A un año de que inició el movimiento «Sélvame del tren«, habitantes de las comunidades mayas de la península de Yucatán rechazaron una vez más la construcción del Tren Maya por los efectos negativos que generan el relleno de cenotes, la devastación de la selva y que dejaría sin agua a millones de personas. Además de la presencia del crimen organizado.
Desde la Ciudad de México, en una conferencia a distancia, activistas y habitantes de Calakmul, Campeche; y Bacalar en Quintana Roo, explicaron que el 22 de marzo de 2022 comenzaron este movimiento para frenar las máquinas que devastaron la selva en la Riviera Maya.
Y aunque presentaron 10 amparos, como en el caso del Centro Mexicano de Derecho Ambiental, cinco están congelados y solicitarán a la Suprema Corte de Justicia de la Nación que los otros 5 los descongelen.
Despojo de tierras
Aldair Cruz, habitante de Bacalar, exhortó al gobierno federal a suspender el proyecto y desmilitarizar la zona ya que los efectivos de la Secretaría de la Defensa Nacional y de la Guardia Nacional fueron enviados para proteger al Tren Maya y no a la población. Pidió también el cese del despojo de tierras.
«Hay levantones, asesinatos, desaparición de personas, de periodistas, gente de la comunidad, (los militares) no cuidan a las poblaciones, es una violencia», dijo Cruz. Además, de que señaló que se prevé la contaminación de la laguna de Bacalar.
Raquel, también originaria de la zona maya de Quintana Roo, dijo que el tren ni es maya y no es el único proyecto, sino que viene aparejado con la construcción de otros, como la creación de granjas porcícolas, hoteles y empresas inmobiliarias.
«(Me dicen): no prosperas porque no quieres la modernidad. No la quiero si mata el agua y las medicinas, las plantas y árboles que crecen en determinadas partes. Nosotros vivimos de medicina natural, del agua y árboles», dijo tras indicar que el relleno de los cenotes equivalen a dejar ciega a la madre Tierra.
Prioridad a la vida
Pidió al presidente Andrés Manuel López Obrador bajarle a su tono a la campaña en contra de las personas que no quieren el proyecto y que le dé prioridad a la vida, a la salud… y al agua, a la que está matando por su terquedad al insistir en construir el tren. Y preguntó: ¿por qué tanto afán de matar la península, de despojarnos de nuestras tierras, de lo que nosotros vivimos?, que dejen de engañar a la gente».
Nicolás Moreno Jiménez, originario de Calakmul, dijo que la consulta pública sobre el proyecto no fue en su lengua nativa y el desarrollo del Tren Maya ha generado que la comunidad se divida en quienes están a favor y los que están en contra, son discriminados.
Cadena humana en Pto. Morelos
En tanto, el activista José Urbina, indicó que un total de 9 millones de árboles han sido talados para permitir la construcción del Tren.
Y al igual que otros participantes de la conferencia invitó a la población a participar este sábado a las 11 de la mañana en la cadena humana en Puerto Morelos para insistir en que el proyecto no continúe.

****

▸ **ORDEN DE TRABAJO**
Por favor, resume en dos oraciones el párrafo del texto sobre el Tren Maya que empieza con «Aldair Cruz, habitante de Bacalar», conservando sus datos principales.

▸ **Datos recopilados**

****

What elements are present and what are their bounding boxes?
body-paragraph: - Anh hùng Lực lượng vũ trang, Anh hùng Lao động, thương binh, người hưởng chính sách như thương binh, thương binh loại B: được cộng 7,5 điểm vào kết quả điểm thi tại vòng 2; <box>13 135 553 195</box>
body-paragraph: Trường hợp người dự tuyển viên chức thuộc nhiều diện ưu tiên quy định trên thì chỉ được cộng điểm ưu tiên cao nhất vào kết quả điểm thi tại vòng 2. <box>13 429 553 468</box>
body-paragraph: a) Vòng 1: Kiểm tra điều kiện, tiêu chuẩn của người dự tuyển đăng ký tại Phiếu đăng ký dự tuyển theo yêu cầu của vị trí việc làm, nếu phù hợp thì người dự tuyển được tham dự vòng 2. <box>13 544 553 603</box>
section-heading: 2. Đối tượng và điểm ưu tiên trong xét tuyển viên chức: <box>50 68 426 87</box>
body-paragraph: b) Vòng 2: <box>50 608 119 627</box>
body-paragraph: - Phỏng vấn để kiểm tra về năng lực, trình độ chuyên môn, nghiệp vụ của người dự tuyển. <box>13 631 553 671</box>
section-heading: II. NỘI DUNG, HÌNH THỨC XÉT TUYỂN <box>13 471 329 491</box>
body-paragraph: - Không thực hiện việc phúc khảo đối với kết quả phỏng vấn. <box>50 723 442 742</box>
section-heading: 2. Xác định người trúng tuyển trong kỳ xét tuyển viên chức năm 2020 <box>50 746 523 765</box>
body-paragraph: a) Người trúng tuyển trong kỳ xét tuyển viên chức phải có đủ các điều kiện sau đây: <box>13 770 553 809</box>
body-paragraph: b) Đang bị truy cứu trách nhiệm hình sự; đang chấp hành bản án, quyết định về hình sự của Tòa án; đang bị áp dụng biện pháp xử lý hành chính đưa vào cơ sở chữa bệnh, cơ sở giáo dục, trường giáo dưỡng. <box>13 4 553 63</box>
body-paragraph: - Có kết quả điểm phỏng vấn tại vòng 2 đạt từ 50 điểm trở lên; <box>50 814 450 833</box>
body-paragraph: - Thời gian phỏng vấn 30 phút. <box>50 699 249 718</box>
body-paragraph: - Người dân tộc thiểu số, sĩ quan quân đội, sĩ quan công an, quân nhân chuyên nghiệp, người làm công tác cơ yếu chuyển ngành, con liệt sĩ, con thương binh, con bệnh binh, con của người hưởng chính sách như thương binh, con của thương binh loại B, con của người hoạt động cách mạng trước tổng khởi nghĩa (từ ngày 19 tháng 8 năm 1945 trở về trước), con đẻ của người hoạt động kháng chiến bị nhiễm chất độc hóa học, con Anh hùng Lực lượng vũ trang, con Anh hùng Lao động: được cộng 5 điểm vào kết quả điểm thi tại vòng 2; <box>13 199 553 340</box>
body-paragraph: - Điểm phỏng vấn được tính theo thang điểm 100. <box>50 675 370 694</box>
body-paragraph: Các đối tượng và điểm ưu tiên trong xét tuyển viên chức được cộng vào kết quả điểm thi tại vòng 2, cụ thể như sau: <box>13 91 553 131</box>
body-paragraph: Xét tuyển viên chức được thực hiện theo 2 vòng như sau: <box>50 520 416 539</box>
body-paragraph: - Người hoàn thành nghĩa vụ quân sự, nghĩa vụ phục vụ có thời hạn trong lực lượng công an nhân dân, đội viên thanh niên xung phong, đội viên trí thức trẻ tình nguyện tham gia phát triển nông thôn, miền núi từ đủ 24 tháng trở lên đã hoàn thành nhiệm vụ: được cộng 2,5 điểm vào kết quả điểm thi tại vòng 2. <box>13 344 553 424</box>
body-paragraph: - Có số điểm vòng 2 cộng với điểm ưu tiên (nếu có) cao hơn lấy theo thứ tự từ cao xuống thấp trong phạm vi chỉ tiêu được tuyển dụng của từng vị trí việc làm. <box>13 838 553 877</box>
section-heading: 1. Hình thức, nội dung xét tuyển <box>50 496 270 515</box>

****

▸ **ÁREA DE RESPUESTA**
Aldair Cruz, habitante de Bacalar, pidió al gobierno federal suspender el proyecto y desmilitarizar la zona, porque la Secretaría de la Defensa Nacional y la Guardia Nacional fueron enviadas a proteger el Tren Maya y no a la población. También exigió el cese del despojo de tierras.